RECORDS FOR THIS TASK start

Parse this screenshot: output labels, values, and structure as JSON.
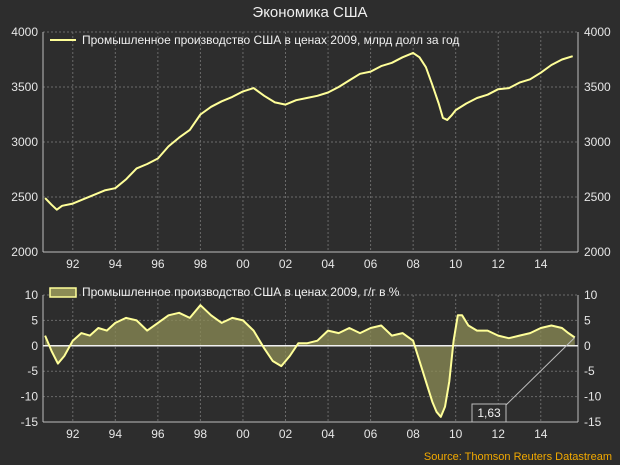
{
  "chart_title": "Экономика США",
  "source": "Source: Thomson Reuters Datastream",
  "colors": {
    "background": "#2d2d2d",
    "line": "#ffff99",
    "area": "#8c8c55",
    "grid": "#6a6a6a",
    "text": "#e6e6e6",
    "source": "#f2a900"
  },
  "x_tick_labels": [
    "92",
    "94",
    "96",
    "98",
    "00",
    "02",
    "04",
    "06",
    "08",
    "10",
    "12",
    "14"
  ],
  "chart_data": [
    {
      "type": "line",
      "legend": "Промышленное производство США в ценах 2009, млрд долл за год",
      "legend_position": "top-left",
      "grid": true,
      "xlim": [
        1990.6,
        2015.75
      ],
      "ylim": [
        2000,
        4000
      ],
      "y_ticks": [
        2000,
        2500,
        3000,
        3500,
        4000
      ],
      "x": [
        1990.7,
        1991.0,
        1991.25,
        1991.5,
        1992.0,
        1992.5,
        1993.0,
        1993.5,
        1994.0,
        1994.5,
        1995.0,
        1995.5,
        1996.0,
        1996.5,
        1997.0,
        1997.5,
        1998.0,
        1998.5,
        1999.0,
        1999.5,
        2000.0,
        2000.5,
        2001.0,
        2001.5,
        2002.0,
        2002.5,
        2003.0,
        2003.5,
        2004.0,
        2004.5,
        2005.0,
        2005.5,
        2006.0,
        2006.5,
        2007.0,
        2007.5,
        2008.0,
        2008.3,
        2008.6,
        2008.9,
        2009.2,
        2009.4,
        2009.6,
        2009.8,
        2010.0,
        2010.5,
        2011.0,
        2011.5,
        2012.0,
        2012.5,
        2013.0,
        2013.5,
        2014.0,
        2014.5,
        2015.0,
        2015.5
      ],
      "y": [
        2490,
        2430,
        2385,
        2420,
        2440,
        2480,
        2520,
        2560,
        2580,
        2660,
        2760,
        2800,
        2850,
        2960,
        3040,
        3110,
        3250,
        3320,
        3370,
        3410,
        3460,
        3490,
        3420,
        3360,
        3340,
        3380,
        3400,
        3420,
        3450,
        3500,
        3560,
        3620,
        3640,
        3690,
        3720,
        3770,
        3810,
        3770,
        3680,
        3520,
        3350,
        3220,
        3200,
        3240,
        3290,
        3350,
        3400,
        3430,
        3480,
        3490,
        3540,
        3570,
        3630,
        3700,
        3750,
        3780
      ]
    },
    {
      "type": "area",
      "legend": "Промышленное производство США в ценах 2009, г/г в %",
      "legend_position": "top-left",
      "grid": true,
      "xlim": [
        1990.6,
        2015.75
      ],
      "ylim": [
        -15,
        10
      ],
      "y_ticks": [
        -15,
        -10,
        -5,
        0,
        5,
        10
      ],
      "x": [
        1990.7,
        1991.0,
        1991.3,
        1991.6,
        1992.0,
        1992.4,
        1992.8,
        1993.2,
        1993.6,
        1994.0,
        1994.5,
        1995.0,
        1995.5,
        1996.0,
        1996.5,
        1997.0,
        1997.5,
        1998.0,
        1998.5,
        1999.0,
        1999.5,
        2000.0,
        2000.5,
        2001.0,
        2001.4,
        2001.8,
        2002.2,
        2002.6,
        2003.0,
        2003.5,
        2004.0,
        2004.5,
        2005.0,
        2005.5,
        2006.0,
        2006.5,
        2007.0,
        2007.5,
        2008.0,
        2008.3,
        2008.6,
        2008.9,
        2009.1,
        2009.3,
        2009.5,
        2009.7,
        2009.9,
        2010.1,
        2010.3,
        2010.6,
        2011.0,
        2011.5,
        2012.0,
        2012.5,
        2013.0,
        2013.5,
        2014.0,
        2014.5,
        2015.0,
        2015.3,
        2015.6
      ],
      "y": [
        2,
        -1,
        -3.5,
        -2,
        1,
        2.5,
        2,
        3.5,
        3,
        4.5,
        5.5,
        5,
        3,
        4.5,
        6,
        6.5,
        5.5,
        8,
        6,
        4.5,
        5.5,
        5,
        3,
        -0.5,
        -3,
        -4,
        -2,
        0.5,
        0.5,
        1,
        3,
        2.5,
        3.5,
        2.5,
        3.5,
        4,
        2,
        2.5,
        1,
        -3,
        -7,
        -11,
        -13,
        -14,
        -12,
        -7,
        1,
        6,
        6,
        4,
        3,
        3,
        2,
        1.5,
        2,
        2.5,
        3.5,
        4,
        3.5,
        2.5,
        1.63
      ],
      "annotation": {
        "label": "1,63",
        "x": 2015.6,
        "y": 1.63
      }
    }
  ]
}
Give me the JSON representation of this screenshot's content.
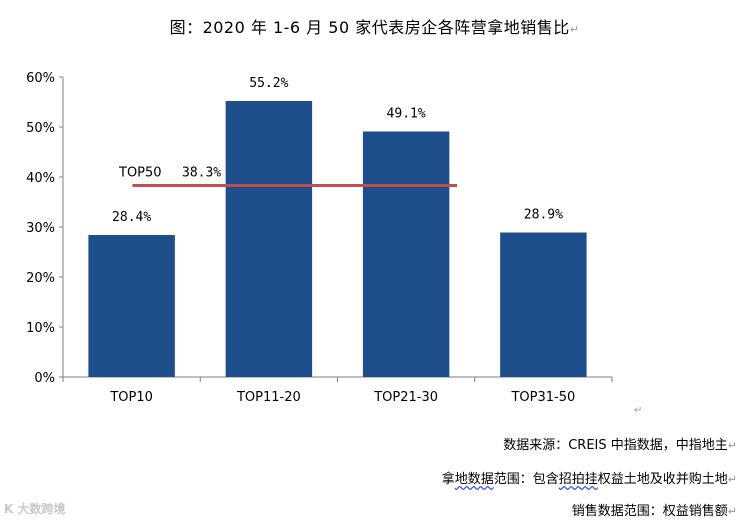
{
  "title": "图：2020 年 1-6 月 50 家代表房企各阵营拿地销售比",
  "paragraph_mark": "↵",
  "notes": {
    "source": "数据来源：CREIS 中指数据，中指地主",
    "scope_land_prefix": "拿",
    "scope_land_ul1": "地数据",
    "scope_land_mid": "范围：包含",
    "scope_land_ul2": "招拍挂",
    "scope_land_suffix": "权益土地及收并购土地",
    "scope_sales": "销售数据范围：权益销售额"
  },
  "watermark": "K 大数跨境",
  "chart_data": {
    "type": "bar",
    "title": "",
    "xlabel": "",
    "ylabel": "",
    "categories": [
      "TOP10",
      "TOP11-20",
      "TOP21-30",
      "TOP31-50"
    ],
    "values": [
      28.4,
      55.2,
      49.1,
      28.9
    ],
    "value_labels": [
      "28.4%",
      "55.2%",
      "49.1%",
      "28.9%"
    ],
    "ylim": [
      0,
      60
    ],
    "yticks": [
      "0%",
      "10%",
      "20%",
      "30%",
      "40%",
      "50%",
      "60%"
    ],
    "bar_color": "#1f4e8c",
    "reference_line": {
      "name": "TOP50",
      "value": 38.3,
      "label": "38.3%",
      "color": "#c0504d"
    }
  }
}
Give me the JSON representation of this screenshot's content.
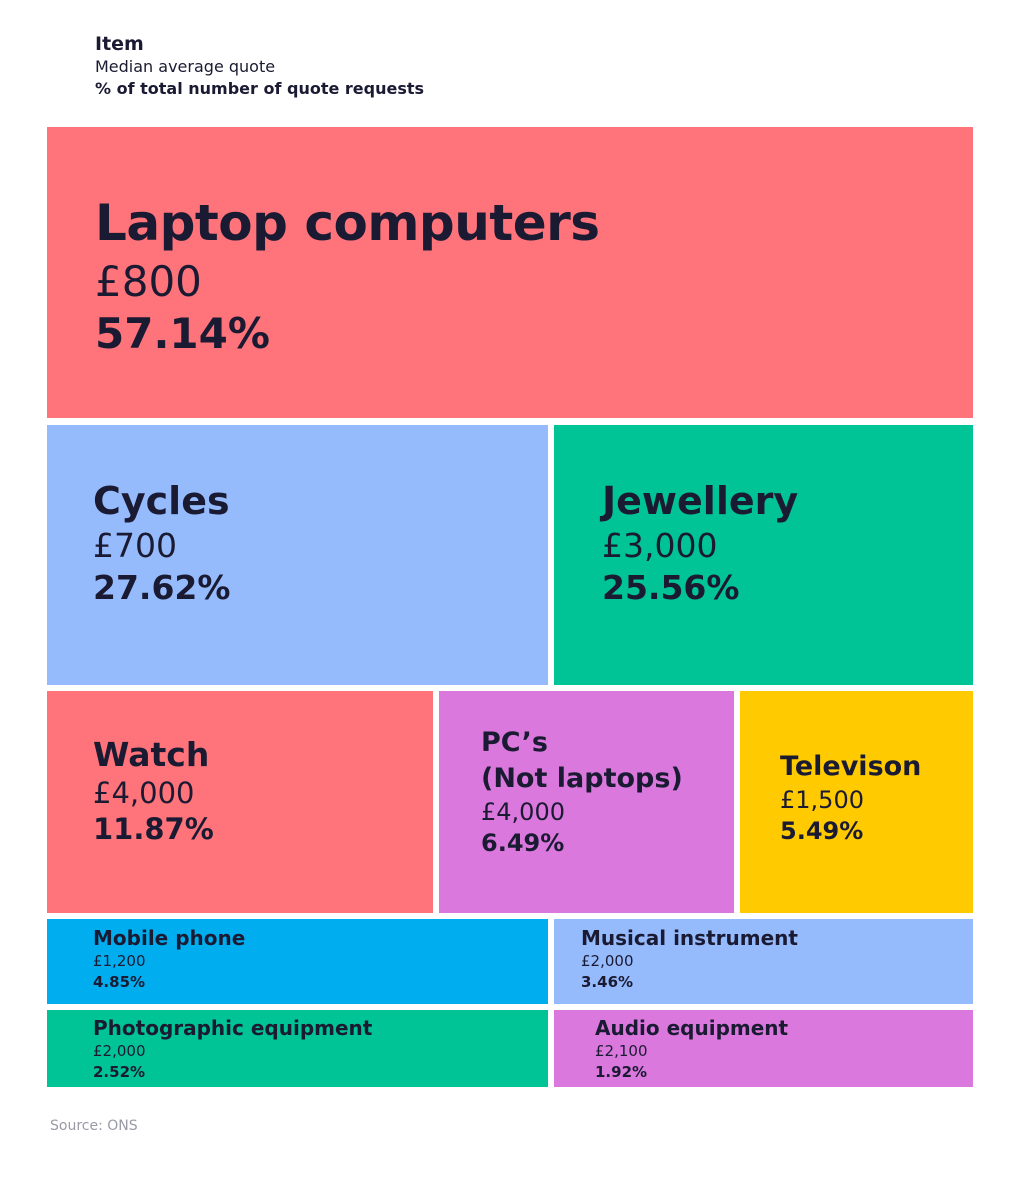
{
  "legend": {
    "title": "Item",
    "line2": "Median average quote",
    "line3": "% of total number of quote requests"
  },
  "chart_data": {
    "type": "treemap",
    "items": [
      {
        "name": "Laptop computers",
        "price": "£800",
        "pct": "57.14%",
        "value": 57.14,
        "color": "#ff747a"
      },
      {
        "name": "Cycles",
        "price": "£700",
        "pct": "27.62%",
        "value": 27.62,
        "color": "#95bbfd"
      },
      {
        "name": "Jewellery",
        "price": "£3,000",
        "pct": "25.56%",
        "value": 25.56,
        "color": "#00c396"
      },
      {
        "name": "Watch",
        "price": "£4,000",
        "pct": "11.87%",
        "value": 11.87,
        "color": "#ff747a"
      },
      {
        "name": "PC’s\n(Not laptops)",
        "price": "£4,000",
        "pct": "6.49%",
        "value": 6.49,
        "color": "#db78dd"
      },
      {
        "name": "Televison",
        "price": "£1,500",
        "pct": "5.49%",
        "value": 5.49,
        "color": "#ffcb00"
      },
      {
        "name": "Mobile phone",
        "price": "£1,200",
        "pct": "4.85%",
        "value": 4.85,
        "color": "#00aeef"
      },
      {
        "name": "Musical instrument",
        "price": "£2,000",
        "pct": "3.46%",
        "value": 3.46,
        "color": "#95bbfd"
      },
      {
        "name": "Photographic equipment",
        "price": "£2,000",
        "pct": "2.52%",
        "value": 2.52,
        "color": "#00c396"
      },
      {
        "name": "Audio equipment",
        "price": "£2,100",
        "pct": "1.92%",
        "value": 1.92,
        "color": "#db78dd"
      }
    ]
  },
  "source": "Source: ONS"
}
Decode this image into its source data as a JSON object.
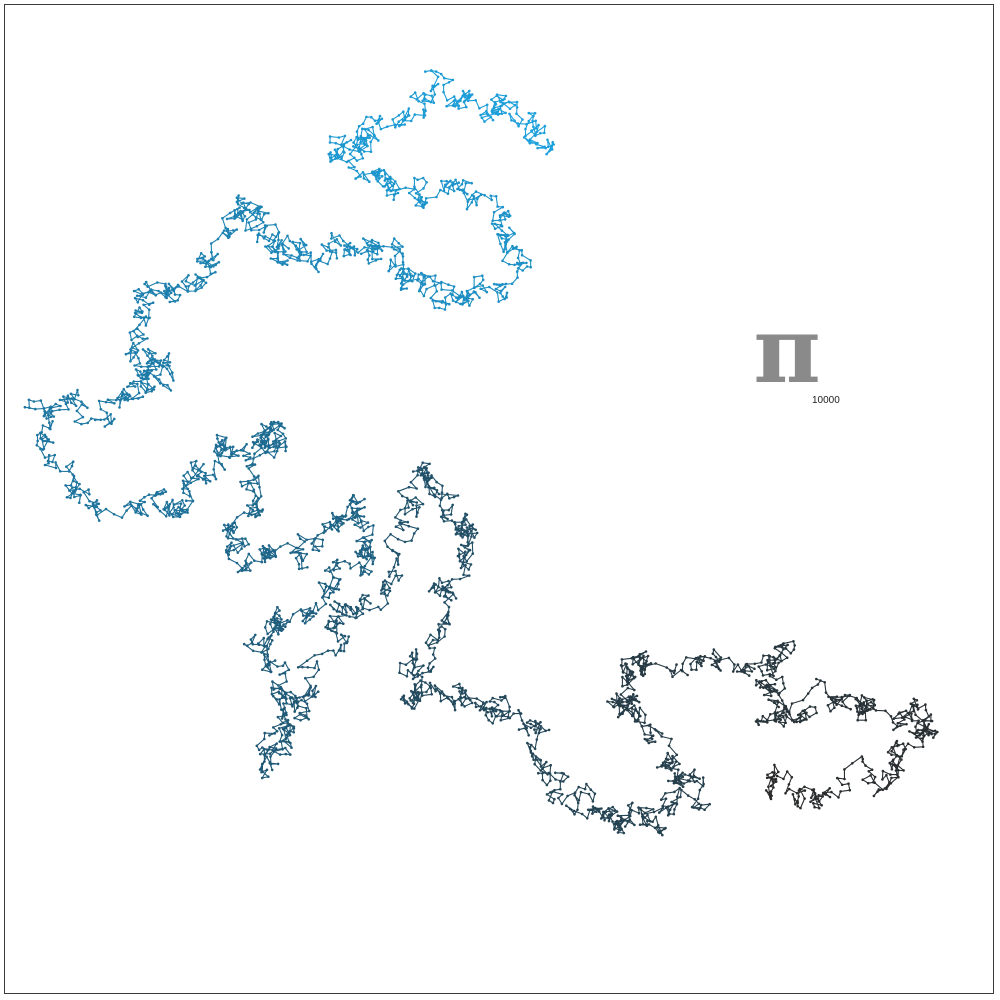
{
  "figure": {
    "symbol": "π",
    "digits": "10000"
  },
  "colors": {
    "start": "#1ca0dc",
    "middle": "#1e5f80",
    "end": "#2a2a2a",
    "symbol": "#8a8a8a",
    "frame": "#3a3a3a"
  }
}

RECORDS FOR THIS TASK end

WHAT NEEDS TO BE DONE =
Exclude the images, then output the data above word for word.

ANSWER TO THIS TASK =
Parse this screenshot: output labels, values, and structure as JSON.
{
  "chart_title": "Экономика США",
  "source": "Source: Thomson Reuters Datastream",
  "colors": {
    "background": "#2d2d2d",
    "line": "#ffff99",
    "area": "#8c8c55",
    "grid": "#6a6a6a",
    "text": "#e6e6e6",
    "source": "#f2a900"
  },
  "x_tick_labels": [
    "92",
    "94",
    "96",
    "98",
    "00",
    "02",
    "04",
    "06",
    "08",
    "10",
    "12",
    "14"
  ],
  "chart_data": [
    {
      "type": "line",
      "legend": "Промышленное производство США в ценах 2009, млрд долл за год",
      "legend_position": "top-left",
      "grid": true,
      "xlim": [
        1990.6,
        2015.75
      ],
      "ylim": [
        2000,
        4000
      ],
      "y_ticks": [
        2000,
        2500,
        3000,
        3500,
        4000
      ],
      "x": [
        1990.7,
        1991.0,
        1991.25,
        1991.5,
        1992.0,
        1992.5,
        1993.0,
        1993.5,
        1994.0,
        1994.5,
        1995.0,
        1995.5,
        1996.0,
        1996.5,
        1997.0,
        1997.5,
        1998.0,
        1998.5,
        1999.0,
        1999.5,
        2000.0,
        2000.5,
        2001.0,
        2001.5,
        2002.0,
        2002.5,
        2003.0,
        2003.5,
        2004.0,
        2004.5,
        2005.0,
        2005.5,
        2006.0,
        2006.5,
        2007.0,
        2007.5,
        2008.0,
        2008.3,
        2008.6,
        2008.9,
        2009.2,
        2009.4,
        2009.6,
        2009.8,
        2010.0,
        2010.5,
        2011.0,
        2011.5,
        2012.0,
        2012.5,
        2013.0,
        2013.5,
        2014.0,
        2014.5,
        2015.0,
        2015.5
      ],
      "y": [
        2490,
        2430,
        2385,
        2420,
        2440,
        2480,
        2520,
        2560,
        2580,
        2660,
        2760,
        2800,
        2850,
        2960,
        3040,
        3110,
        3250,
        3320,
        3370,
        3410,
        3460,
        3490,
        3420,
        3360,
        3340,
        3380,
        3400,
        3420,
        3450,
        3500,
        3560,
        3620,
        3640,
        3690,
        3720,
        3770,
        3810,
        3770,
        3680,
        3520,
        3350,
        3220,
        3200,
        3240,
        3290,
        3350,
        3400,
        3430,
        3480,
        3490,
        3540,
        3570,
        3630,
        3700,
        3750,
        3780
      ]
    },
    {
      "type": "area",
      "legend": "Промышленное производство США в ценах 2009, г/г в %",
      "legend_position": "top-left",
      "grid": true,
      "xlim": [
        1990.6,
        2015.75
      ],
      "ylim": [
        -15,
        10
      ],
      "y_ticks": [
        -15,
        -10,
        -5,
        0,
        5,
        10
      ],
      "x": [
        1990.7,
        1991.0,
        1991.3,
        1991.6,
        1992.0,
        1992.4,
        1992.8,
        1993.2,
        1993.6,
        1994.0,
        1994.5,
        1995.0,
        1995.5,
        1996.0,
        1996.5,
        1997.0,
        1997.5,
        1998.0,
        1998.5,
        1999.0,
        1999.5,
        2000.0,
        2000.5,
        2001.0,
        2001.4,
        2001.8,
        2002.2,
        2002.6,
        2003.0,
        2003.5,
        2004.0,
        2004.5,
        2005.0,
        2005.5,
        2006.0,
        2006.5,
        2007.0,
        2007.5,
        2008.0,
        2008.3,
        2008.6,
        2008.9,
        2009.1,
        2009.3,
        2009.5,
        2009.7,
        2009.9,
        2010.1,
        2010.3,
        2010.6,
        2011.0,
        2011.5,
        2012.0,
        2012.5,
        2013.0,
        2013.5,
        2014.0,
        2014.5,
        2015.0,
        2015.3,
        2015.6
      ],
      "y": [
        2,
        -1,
        -3.5,
        -2,
        1,
        2.5,
        2,
        3.5,
        3,
        4.5,
        5.5,
        5,
        3,
        4.5,
        6,
        6.5,
        5.5,
        8,
        6,
        4.5,
        5.5,
        5,
        3,
        -0.5,
        -3,
        -4,
        -2,
        0.5,
        0.5,
        1,
        3,
        2.5,
        3.5,
        2.5,
        3.5,
        4,
        2,
        2.5,
        1,
        -3,
        -7,
        -11,
        -13,
        -14,
        -12,
        -7,
        1,
        6,
        6,
        4,
        3,
        3,
        2,
        1.5,
        2,
        2.5,
        3.5,
        4,
        3.5,
        2.5,
        1.63
      ],
      "annotation": {
        "label": "1,63",
        "x": 2015.6,
        "y": 1.63
      }
    }
  ]
}
Give me the JSON representation of this screenshot's content.
{
  "title": "图：2020 年 1-6 月 50 家代表房企各阵营拿地销售比",
  "paragraph_mark": "↵",
  "notes": {
    "source": "数据来源：CREIS 中指数据，中指地主",
    "scope_land_prefix": "拿",
    "scope_land_ul1": "地数据",
    "scope_land_mid": "范围：包含",
    "scope_land_ul2": "招拍挂",
    "scope_land_suffix": "权益土地及收并购土地",
    "scope_sales": "销售数据范围：权益销售额"
  },
  "watermark": "K 大数跨境",
  "chart_data": {
    "type": "bar",
    "title": "",
    "xlabel": "",
    "ylabel": "",
    "categories": [
      "TOP10",
      "TOP11-20",
      "TOP21-30",
      "TOP31-50"
    ],
    "values": [
      28.4,
      55.2,
      49.1,
      28.9
    ],
    "value_labels": [
      "28.4%",
      "55.2%",
      "49.1%",
      "28.9%"
    ],
    "ylim": [
      0,
      60
    ],
    "yticks": [
      "0%",
      "10%",
      "20%",
      "30%",
      "40%",
      "50%",
      "60%"
    ],
    "bar_color": "#1f4e8c",
    "reference_line": {
      "name": "TOP50",
      "value": 38.3,
      "label": "38.3%",
      "color": "#c0504d"
    }
  }
}
Give me the JSON representation of this screenshot's content.
{
  "legend": {
    "title": "Item",
    "line2": "Median average quote",
    "line3": "% of total number of quote requests"
  },
  "chart_data": {
    "type": "treemap",
    "items": [
      {
        "name": "Laptop computers",
        "price": "£800",
        "pct": "57.14%",
        "value": 57.14,
        "color": "#ff747a"
      },
      {
        "name": "Cycles",
        "price": "£700",
        "pct": "27.62%",
        "value": 27.62,
        "color": "#95bbfd"
      },
      {
        "name": "Jewellery",
        "price": "£3,000",
        "pct": "25.56%",
        "value": 25.56,
        "color": "#00c396"
      },
      {
        "name": "Watch",
        "price": "£4,000",
        "pct": "11.87%",
        "value": 11.87,
        "color": "#ff747a"
      },
      {
        "name": "PC’s\n(Not laptops)",
        "price": "£4,000",
        "pct": "6.49%",
        "value": 6.49,
        "color": "#db78dd"
      },
      {
        "name": "Televison",
        "price": "£1,500",
        "pct": "5.49%",
        "value": 5.49,
        "color": "#ffcb00"
      },
      {
        "name": "Mobile phone",
        "price": "£1,200",
        "pct": "4.85%",
        "value": 4.85,
        "color": "#00aeef"
      },
      {
        "name": "Musical instrument",
        "price": "£2,000",
        "pct": "3.46%",
        "value": 3.46,
        "color": "#95bbfd"
      },
      {
        "name": "Photographic equipment",
        "price": "£2,000",
        "pct": "2.52%",
        "value": 2.52,
        "color": "#00c396"
      },
      {
        "name": "Audio equipment",
        "price": "£2,100",
        "pct": "1.92%",
        "value": 1.92,
        "color": "#db78dd"
      }
    ]
  },
  "source": "Source: ONS"
}
Decode this image into its source data as a JSON object.
{
  "figure": {
    "symbol": "π",
    "digits": "10000"
  },
  "colors": {
    "start": "#1ca0dc",
    "middle": "#1e5f80",
    "end": "#2a2a2a",
    "symbol": "#8a8a8a",
    "frame": "#3a3a3a"
  }
}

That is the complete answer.